— Listed records —
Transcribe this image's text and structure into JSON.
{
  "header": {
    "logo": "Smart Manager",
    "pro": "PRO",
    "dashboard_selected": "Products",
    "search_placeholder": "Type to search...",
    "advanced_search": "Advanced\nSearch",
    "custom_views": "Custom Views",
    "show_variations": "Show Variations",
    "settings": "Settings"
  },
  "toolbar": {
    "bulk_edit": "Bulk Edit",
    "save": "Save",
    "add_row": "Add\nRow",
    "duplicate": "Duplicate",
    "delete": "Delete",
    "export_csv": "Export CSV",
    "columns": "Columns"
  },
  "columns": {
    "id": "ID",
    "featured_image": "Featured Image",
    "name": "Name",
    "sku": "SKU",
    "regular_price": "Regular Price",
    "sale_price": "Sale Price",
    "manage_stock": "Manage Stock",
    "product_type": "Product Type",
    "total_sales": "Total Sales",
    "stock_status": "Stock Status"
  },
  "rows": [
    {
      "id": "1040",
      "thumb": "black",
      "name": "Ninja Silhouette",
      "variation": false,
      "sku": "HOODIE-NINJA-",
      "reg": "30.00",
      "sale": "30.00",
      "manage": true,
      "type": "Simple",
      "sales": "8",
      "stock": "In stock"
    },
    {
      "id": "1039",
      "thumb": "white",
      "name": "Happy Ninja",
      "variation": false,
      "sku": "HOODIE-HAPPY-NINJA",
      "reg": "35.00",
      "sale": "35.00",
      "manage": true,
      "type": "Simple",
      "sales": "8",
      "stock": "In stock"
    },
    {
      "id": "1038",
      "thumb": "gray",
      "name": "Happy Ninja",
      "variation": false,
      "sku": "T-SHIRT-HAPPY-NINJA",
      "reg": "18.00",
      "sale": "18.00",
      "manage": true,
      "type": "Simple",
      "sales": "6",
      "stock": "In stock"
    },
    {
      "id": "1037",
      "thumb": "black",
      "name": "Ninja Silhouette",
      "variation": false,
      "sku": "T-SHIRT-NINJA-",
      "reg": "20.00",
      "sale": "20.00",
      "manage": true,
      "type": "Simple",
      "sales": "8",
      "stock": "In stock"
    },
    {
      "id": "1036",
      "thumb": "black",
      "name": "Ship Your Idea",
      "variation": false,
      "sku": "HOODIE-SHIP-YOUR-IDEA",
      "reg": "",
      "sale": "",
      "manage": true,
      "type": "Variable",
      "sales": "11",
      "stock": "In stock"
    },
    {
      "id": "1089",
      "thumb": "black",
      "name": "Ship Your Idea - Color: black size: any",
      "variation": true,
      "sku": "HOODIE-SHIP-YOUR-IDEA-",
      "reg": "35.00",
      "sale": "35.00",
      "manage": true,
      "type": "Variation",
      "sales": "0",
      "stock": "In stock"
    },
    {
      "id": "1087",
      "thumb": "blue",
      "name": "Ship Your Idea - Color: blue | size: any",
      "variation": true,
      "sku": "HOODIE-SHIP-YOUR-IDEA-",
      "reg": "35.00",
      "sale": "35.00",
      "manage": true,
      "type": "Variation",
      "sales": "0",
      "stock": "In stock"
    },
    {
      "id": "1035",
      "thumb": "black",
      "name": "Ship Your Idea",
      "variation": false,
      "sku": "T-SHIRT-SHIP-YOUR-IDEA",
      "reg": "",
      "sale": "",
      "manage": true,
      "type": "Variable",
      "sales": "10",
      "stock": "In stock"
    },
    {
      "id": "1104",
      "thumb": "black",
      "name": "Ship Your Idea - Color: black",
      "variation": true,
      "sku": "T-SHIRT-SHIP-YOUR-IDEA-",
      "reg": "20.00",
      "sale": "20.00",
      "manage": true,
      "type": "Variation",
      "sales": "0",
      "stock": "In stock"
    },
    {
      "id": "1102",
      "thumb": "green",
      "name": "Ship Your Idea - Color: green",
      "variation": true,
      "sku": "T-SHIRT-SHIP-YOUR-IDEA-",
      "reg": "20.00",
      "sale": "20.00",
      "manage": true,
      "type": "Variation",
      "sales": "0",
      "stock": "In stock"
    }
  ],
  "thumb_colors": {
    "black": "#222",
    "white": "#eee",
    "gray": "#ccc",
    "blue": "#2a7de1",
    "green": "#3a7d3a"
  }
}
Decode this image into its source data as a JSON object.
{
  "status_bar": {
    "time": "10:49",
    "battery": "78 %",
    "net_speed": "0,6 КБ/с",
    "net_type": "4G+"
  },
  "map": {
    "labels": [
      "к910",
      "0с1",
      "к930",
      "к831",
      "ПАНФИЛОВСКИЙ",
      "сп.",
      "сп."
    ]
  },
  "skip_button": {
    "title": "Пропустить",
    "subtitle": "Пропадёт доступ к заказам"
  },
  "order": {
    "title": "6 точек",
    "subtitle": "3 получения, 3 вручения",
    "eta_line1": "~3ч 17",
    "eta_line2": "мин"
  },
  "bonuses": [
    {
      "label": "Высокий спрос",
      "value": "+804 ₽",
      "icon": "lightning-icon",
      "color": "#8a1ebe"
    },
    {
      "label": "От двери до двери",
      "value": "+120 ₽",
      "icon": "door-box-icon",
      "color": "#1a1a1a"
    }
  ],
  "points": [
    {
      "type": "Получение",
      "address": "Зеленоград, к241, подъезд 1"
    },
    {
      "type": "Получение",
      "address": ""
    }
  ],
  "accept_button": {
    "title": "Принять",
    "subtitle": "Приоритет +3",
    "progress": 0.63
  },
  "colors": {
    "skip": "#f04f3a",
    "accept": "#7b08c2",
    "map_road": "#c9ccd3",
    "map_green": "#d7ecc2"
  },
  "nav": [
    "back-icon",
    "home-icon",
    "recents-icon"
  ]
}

---

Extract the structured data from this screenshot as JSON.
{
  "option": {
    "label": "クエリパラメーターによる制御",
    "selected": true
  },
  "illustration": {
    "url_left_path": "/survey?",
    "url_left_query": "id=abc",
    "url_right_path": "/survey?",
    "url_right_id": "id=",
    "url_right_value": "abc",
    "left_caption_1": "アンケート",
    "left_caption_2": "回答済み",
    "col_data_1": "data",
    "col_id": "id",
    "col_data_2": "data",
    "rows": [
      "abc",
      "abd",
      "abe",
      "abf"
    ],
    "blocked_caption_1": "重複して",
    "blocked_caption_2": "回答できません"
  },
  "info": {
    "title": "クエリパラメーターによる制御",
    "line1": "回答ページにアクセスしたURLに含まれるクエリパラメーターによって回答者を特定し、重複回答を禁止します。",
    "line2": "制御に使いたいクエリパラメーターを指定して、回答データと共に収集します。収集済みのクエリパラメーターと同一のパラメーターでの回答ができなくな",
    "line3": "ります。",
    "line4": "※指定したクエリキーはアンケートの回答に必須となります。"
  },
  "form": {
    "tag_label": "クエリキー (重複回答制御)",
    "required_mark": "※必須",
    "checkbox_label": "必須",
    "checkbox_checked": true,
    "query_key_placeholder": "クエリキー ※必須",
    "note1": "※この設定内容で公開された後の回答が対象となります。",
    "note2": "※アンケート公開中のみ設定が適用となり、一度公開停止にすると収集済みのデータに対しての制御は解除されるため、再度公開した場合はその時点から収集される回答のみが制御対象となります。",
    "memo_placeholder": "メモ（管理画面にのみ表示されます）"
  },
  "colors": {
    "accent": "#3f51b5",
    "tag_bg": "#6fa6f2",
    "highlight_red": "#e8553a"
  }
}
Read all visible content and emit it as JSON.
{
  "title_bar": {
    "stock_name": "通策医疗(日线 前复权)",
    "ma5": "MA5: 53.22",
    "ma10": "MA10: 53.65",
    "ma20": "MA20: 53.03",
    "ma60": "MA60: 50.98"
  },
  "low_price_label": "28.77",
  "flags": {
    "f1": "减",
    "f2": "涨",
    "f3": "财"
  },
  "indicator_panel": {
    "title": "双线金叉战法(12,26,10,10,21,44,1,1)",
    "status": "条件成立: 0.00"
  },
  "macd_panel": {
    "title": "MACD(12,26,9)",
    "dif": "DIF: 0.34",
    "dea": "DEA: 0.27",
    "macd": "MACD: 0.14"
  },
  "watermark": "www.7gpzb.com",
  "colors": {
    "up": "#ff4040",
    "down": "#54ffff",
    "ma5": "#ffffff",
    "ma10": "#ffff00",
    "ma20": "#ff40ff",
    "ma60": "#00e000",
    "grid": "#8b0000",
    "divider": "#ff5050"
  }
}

— Exercise —
Scan the data for the word "survey" and copy every line where it shows up.

— Finished exercise —
    "url_left_path": "/survey?",
    "url_right_path": "/survey?",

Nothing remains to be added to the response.